- Your instructions:
Extract all lines in the data that contain the word "every".

Collected data:
☆ ☆ ☆

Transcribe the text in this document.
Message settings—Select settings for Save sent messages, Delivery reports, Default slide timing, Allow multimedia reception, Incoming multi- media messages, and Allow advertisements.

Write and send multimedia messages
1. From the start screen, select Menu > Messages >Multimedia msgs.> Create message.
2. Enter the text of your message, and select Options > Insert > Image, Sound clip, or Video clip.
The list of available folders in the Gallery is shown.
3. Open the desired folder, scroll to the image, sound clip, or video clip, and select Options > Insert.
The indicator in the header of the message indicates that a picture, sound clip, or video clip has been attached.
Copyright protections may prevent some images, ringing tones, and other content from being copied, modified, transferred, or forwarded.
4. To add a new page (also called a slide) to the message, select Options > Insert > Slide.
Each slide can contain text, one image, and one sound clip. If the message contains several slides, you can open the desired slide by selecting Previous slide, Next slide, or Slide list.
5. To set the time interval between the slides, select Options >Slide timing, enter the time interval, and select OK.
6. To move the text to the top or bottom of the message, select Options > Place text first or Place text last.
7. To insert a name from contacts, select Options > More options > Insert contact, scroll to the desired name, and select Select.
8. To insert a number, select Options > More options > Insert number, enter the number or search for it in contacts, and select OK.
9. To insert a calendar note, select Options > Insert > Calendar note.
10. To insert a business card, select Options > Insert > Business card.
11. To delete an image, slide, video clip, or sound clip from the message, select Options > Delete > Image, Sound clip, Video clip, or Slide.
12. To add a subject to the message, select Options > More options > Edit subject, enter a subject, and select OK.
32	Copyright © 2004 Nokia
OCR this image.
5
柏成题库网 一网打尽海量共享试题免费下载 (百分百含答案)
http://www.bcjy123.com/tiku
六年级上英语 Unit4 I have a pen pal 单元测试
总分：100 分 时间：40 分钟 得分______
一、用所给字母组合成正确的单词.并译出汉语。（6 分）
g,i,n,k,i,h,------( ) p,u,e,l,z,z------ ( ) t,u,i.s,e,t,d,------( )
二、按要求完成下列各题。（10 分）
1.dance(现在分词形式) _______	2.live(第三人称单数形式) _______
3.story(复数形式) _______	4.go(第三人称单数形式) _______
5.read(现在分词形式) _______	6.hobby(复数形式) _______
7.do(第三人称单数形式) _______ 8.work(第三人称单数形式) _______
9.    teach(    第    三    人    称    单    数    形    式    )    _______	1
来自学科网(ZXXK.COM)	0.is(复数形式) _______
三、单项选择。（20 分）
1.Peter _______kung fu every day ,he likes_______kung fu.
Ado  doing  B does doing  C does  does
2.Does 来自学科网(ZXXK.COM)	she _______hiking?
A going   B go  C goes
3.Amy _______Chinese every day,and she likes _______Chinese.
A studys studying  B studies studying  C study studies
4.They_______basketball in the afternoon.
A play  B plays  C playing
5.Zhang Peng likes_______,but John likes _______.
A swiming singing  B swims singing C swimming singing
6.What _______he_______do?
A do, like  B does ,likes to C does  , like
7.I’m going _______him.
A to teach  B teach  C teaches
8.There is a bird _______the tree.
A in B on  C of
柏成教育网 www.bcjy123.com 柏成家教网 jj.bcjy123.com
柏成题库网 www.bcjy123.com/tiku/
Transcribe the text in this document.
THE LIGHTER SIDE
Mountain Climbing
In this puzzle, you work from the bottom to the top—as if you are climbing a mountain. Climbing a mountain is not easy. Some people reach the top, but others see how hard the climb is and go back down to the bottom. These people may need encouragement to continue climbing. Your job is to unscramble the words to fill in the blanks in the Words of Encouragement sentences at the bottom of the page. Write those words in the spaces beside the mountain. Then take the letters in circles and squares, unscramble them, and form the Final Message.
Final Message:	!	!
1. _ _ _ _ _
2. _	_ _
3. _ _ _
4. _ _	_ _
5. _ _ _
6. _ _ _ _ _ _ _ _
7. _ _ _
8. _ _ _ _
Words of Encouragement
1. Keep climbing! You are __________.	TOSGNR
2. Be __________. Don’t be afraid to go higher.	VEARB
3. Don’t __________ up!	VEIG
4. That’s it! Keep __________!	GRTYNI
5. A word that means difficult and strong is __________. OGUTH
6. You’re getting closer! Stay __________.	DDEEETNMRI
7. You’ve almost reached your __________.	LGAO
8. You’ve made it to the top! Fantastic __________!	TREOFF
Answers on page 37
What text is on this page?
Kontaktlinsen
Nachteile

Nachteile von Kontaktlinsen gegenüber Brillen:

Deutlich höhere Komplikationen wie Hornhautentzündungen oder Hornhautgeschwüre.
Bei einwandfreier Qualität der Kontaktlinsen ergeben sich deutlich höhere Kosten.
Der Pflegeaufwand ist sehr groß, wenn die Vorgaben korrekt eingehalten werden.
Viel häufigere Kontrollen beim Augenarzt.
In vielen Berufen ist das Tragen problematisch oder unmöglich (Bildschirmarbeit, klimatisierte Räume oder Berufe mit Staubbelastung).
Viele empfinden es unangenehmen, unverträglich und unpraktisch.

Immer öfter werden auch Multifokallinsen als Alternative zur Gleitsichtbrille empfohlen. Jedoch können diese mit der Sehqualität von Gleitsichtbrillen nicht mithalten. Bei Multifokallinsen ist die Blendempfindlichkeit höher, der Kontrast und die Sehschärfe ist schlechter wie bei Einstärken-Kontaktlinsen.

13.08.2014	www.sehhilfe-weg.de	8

☆ ☆ ☆

- Problem solution:
1.Peter _______kung fu every day ,he likes_______kung fu.
3.Amy _______Chinese every day,and she likes _______Chinese.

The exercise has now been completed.